(Part of a data file)
========
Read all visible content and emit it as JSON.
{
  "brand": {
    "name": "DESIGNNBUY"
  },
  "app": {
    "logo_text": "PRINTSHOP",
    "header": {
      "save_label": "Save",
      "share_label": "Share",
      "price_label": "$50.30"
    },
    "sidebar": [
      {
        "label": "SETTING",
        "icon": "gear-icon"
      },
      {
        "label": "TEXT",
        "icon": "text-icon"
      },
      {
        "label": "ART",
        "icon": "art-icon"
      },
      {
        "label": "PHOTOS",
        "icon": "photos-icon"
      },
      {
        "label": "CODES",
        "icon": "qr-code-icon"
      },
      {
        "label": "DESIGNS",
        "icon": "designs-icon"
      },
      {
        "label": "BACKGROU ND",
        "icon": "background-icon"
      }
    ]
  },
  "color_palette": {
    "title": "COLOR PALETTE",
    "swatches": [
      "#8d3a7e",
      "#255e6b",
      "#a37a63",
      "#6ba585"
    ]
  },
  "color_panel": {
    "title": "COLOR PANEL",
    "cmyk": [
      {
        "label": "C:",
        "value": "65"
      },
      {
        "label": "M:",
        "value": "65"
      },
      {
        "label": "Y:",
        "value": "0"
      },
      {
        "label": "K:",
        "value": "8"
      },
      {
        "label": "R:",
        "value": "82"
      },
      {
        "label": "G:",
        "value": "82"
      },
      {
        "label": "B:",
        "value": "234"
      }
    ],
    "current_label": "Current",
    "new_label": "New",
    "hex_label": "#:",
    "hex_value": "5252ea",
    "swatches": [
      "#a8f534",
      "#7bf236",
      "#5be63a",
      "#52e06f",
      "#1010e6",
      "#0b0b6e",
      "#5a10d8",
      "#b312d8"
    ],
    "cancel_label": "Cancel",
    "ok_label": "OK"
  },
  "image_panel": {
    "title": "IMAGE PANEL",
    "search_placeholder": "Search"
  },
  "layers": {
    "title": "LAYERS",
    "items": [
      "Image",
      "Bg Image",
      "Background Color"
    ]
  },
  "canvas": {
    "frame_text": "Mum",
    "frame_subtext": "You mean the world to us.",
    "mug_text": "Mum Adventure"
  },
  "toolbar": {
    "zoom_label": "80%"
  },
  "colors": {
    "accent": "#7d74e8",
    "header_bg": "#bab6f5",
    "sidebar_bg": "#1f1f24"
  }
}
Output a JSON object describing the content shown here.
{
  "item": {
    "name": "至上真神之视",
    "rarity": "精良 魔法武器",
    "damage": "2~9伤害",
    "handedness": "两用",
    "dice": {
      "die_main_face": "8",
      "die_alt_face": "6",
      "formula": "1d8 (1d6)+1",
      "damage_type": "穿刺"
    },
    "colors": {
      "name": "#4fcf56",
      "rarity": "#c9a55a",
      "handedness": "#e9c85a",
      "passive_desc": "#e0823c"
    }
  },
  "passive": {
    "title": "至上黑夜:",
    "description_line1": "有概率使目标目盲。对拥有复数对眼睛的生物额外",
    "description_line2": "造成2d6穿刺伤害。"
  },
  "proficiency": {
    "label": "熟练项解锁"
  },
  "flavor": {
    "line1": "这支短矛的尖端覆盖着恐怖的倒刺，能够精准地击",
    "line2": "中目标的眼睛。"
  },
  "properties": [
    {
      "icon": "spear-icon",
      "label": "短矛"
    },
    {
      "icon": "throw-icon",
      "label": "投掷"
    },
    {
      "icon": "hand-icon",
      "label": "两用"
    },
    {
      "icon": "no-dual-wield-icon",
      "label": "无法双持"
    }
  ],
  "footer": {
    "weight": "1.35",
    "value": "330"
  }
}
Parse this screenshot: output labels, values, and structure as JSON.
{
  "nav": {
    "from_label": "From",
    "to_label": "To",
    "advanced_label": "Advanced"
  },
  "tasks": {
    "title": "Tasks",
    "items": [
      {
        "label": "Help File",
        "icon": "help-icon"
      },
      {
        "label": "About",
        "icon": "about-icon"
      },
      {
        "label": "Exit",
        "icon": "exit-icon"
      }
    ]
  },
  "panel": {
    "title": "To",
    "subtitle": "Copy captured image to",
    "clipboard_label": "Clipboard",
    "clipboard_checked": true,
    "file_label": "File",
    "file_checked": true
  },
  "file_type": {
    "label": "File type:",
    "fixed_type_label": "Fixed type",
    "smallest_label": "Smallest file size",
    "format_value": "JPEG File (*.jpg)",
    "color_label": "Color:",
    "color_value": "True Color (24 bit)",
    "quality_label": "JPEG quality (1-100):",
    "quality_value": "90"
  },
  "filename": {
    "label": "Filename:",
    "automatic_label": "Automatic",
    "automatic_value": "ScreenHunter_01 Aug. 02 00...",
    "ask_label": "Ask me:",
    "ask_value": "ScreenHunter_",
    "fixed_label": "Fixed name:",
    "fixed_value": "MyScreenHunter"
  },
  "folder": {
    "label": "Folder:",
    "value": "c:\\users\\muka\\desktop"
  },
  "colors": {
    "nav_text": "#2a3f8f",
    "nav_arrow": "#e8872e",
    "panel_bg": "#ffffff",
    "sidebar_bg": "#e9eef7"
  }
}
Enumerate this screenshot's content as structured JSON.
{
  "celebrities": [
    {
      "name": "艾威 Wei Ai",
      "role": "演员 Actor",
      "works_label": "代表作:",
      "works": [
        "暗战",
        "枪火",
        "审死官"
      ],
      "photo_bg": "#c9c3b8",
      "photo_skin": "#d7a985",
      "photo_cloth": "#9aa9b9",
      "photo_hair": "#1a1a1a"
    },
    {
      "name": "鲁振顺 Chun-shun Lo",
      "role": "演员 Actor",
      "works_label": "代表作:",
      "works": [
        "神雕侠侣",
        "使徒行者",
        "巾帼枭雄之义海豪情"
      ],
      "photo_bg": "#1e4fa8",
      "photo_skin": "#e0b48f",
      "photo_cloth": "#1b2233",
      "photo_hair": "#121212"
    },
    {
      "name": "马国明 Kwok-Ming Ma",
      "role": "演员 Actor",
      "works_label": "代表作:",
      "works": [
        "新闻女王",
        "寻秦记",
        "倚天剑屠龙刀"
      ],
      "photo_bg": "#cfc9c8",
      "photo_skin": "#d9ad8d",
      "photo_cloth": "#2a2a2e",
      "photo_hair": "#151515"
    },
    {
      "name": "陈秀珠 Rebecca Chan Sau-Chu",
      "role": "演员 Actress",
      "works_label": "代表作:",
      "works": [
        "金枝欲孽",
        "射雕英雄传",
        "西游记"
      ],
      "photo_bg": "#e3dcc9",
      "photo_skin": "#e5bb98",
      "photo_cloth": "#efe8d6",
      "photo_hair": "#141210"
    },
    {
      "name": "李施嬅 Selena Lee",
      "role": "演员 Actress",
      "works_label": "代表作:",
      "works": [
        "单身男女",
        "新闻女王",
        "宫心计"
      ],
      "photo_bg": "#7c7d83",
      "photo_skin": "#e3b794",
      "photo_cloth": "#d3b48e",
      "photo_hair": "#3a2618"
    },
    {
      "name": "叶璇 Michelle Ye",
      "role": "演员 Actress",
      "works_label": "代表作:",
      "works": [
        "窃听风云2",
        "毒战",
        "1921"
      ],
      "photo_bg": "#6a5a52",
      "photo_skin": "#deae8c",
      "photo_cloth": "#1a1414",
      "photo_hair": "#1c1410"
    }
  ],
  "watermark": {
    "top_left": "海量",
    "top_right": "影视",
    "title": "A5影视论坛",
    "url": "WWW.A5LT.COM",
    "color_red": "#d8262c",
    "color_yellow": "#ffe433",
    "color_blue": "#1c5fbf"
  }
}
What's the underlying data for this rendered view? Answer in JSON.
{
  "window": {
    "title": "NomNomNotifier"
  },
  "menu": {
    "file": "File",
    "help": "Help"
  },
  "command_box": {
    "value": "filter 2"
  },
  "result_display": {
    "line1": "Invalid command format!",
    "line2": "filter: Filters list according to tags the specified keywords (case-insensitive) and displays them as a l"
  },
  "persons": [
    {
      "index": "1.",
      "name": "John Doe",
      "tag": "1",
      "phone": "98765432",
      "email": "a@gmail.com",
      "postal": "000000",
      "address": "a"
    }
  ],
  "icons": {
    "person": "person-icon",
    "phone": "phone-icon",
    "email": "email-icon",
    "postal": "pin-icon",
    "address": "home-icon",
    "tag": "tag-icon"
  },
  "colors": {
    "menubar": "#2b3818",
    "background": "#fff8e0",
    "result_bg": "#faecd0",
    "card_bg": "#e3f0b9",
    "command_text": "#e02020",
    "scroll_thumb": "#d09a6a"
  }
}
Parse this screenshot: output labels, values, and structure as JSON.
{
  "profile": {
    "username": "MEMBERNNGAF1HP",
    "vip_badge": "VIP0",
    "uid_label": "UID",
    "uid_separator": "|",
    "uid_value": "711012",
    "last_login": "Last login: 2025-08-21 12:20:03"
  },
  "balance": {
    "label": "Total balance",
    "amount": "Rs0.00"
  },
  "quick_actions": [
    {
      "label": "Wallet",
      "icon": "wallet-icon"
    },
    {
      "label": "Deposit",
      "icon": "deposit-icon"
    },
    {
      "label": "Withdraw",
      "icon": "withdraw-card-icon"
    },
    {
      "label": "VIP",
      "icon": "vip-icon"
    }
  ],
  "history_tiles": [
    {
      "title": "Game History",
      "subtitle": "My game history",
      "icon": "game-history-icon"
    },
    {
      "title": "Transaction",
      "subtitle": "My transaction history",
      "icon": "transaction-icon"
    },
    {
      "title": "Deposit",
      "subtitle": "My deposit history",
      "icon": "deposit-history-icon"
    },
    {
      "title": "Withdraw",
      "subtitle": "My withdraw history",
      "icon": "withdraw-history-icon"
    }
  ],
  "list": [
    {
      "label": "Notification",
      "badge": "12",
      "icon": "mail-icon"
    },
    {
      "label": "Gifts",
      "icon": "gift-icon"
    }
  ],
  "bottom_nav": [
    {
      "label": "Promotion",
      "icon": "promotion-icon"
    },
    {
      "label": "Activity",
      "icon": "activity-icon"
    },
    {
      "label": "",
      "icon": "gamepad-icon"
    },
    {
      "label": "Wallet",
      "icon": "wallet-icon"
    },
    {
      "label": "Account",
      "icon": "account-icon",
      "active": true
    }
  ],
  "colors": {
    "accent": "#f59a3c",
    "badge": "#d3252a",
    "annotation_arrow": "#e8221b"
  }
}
========
▸ **EXERCISE OBJECTIVE**: Check every line of the data above for the string "filter", and copy those that have it.

▸ **SOLUTION TO THIS EXERCISE**:
    "value": "filter 2"
    "line2": "filter: Filters list according to tags the specified keywords (case-insensitive) and displays them as a l"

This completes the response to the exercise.